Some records
• • •

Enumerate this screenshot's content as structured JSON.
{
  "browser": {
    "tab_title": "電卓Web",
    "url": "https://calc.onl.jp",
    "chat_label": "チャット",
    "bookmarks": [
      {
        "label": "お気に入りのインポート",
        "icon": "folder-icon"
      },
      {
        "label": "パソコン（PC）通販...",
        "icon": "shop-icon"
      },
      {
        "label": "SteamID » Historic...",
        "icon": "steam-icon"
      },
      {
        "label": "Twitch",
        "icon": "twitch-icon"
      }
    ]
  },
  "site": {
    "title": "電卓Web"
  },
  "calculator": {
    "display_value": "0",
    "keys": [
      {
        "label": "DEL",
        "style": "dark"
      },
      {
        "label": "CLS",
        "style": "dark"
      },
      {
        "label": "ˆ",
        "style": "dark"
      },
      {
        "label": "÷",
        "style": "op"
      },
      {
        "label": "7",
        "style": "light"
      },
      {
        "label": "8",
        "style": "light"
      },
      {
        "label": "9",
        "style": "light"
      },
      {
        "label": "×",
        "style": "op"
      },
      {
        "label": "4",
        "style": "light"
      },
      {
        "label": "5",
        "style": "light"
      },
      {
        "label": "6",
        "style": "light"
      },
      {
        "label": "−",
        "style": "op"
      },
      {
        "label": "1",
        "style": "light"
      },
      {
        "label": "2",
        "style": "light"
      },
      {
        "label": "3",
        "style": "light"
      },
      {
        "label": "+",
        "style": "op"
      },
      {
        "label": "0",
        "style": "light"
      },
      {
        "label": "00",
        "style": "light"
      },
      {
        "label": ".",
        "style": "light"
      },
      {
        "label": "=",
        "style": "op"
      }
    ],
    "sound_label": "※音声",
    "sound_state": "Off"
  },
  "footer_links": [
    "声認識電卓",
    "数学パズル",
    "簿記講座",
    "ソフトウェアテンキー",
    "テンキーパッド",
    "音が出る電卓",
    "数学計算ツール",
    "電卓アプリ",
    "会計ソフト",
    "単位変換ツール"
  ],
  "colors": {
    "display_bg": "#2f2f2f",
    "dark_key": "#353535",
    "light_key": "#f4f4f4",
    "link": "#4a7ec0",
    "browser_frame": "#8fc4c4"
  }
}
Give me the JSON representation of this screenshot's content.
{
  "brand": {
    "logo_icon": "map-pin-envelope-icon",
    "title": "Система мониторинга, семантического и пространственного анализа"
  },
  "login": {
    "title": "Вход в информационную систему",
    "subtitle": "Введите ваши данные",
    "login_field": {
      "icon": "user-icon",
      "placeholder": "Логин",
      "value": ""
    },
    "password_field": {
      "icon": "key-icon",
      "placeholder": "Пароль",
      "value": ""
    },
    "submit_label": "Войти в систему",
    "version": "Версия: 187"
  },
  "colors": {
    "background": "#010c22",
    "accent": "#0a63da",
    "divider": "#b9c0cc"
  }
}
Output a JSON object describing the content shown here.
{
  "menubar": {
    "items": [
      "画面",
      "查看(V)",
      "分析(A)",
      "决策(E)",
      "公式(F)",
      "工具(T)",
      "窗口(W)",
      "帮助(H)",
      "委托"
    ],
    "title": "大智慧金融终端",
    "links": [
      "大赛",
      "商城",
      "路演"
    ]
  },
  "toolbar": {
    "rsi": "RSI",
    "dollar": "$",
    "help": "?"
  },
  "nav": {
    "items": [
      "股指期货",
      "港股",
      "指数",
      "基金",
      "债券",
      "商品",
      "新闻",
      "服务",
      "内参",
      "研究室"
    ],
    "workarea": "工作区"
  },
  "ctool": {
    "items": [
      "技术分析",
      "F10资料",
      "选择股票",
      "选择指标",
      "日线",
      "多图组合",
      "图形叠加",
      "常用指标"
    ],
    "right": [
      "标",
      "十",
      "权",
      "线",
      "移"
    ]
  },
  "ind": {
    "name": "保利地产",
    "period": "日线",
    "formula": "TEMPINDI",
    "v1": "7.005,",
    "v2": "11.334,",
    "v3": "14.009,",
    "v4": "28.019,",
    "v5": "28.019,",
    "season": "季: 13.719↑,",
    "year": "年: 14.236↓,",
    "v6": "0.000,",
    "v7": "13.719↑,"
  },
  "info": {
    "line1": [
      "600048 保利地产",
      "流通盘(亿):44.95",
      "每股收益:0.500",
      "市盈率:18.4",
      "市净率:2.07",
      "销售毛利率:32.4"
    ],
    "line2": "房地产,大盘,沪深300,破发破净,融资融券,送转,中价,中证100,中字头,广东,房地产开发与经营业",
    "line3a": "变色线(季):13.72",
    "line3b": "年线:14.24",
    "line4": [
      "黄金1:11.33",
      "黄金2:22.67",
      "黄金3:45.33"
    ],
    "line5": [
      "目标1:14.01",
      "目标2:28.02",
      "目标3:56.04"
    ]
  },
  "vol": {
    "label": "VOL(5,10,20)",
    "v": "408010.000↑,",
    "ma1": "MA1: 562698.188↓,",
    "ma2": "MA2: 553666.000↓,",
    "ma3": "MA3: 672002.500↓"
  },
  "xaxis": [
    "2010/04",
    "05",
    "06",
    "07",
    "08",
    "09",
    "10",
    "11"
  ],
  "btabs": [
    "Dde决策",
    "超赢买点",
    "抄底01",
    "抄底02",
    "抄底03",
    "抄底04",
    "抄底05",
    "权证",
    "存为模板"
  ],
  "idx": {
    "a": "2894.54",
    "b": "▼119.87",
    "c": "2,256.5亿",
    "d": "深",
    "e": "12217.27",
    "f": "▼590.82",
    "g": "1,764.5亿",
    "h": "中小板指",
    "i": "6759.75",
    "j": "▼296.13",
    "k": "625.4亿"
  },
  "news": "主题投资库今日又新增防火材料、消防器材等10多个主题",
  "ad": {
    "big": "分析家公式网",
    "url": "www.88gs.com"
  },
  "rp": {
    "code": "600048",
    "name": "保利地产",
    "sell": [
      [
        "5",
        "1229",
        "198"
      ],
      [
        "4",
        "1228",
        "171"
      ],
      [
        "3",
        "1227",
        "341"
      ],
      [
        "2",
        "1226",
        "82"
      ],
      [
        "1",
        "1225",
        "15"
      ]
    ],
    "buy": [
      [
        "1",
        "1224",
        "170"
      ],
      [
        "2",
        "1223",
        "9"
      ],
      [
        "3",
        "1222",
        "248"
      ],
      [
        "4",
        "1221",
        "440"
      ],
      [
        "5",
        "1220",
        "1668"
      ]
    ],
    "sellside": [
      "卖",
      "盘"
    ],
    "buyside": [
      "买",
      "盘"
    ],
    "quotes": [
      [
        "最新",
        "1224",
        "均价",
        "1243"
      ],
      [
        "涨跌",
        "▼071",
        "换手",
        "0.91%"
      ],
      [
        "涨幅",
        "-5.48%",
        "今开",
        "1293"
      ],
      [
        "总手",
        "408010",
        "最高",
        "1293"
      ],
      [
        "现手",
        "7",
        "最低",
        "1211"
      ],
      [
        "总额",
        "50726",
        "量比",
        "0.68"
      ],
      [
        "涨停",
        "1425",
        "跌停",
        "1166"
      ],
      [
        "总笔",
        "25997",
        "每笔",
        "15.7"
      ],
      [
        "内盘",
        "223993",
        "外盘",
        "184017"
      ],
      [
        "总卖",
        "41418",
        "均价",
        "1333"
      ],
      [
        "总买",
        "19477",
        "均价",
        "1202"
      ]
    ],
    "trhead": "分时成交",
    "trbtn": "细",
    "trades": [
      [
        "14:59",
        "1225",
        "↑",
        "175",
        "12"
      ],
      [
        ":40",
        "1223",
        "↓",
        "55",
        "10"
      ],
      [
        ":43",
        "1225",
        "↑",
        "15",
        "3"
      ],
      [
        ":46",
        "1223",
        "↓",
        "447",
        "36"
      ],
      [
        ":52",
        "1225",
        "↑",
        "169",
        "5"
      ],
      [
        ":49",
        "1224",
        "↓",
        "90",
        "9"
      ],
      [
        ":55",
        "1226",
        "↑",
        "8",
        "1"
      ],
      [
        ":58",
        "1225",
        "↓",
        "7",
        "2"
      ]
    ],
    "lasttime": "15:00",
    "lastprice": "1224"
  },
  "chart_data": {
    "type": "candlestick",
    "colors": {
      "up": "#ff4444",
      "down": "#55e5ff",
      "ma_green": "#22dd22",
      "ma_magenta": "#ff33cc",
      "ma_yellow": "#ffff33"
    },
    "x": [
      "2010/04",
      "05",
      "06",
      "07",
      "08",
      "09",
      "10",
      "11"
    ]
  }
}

• • •

*The problem*. Collect every line with the string "placeholder" from the records, and copy each.

*Result of the task*.
      "placeholder": "Логин",
      "placeholder": "Пароль",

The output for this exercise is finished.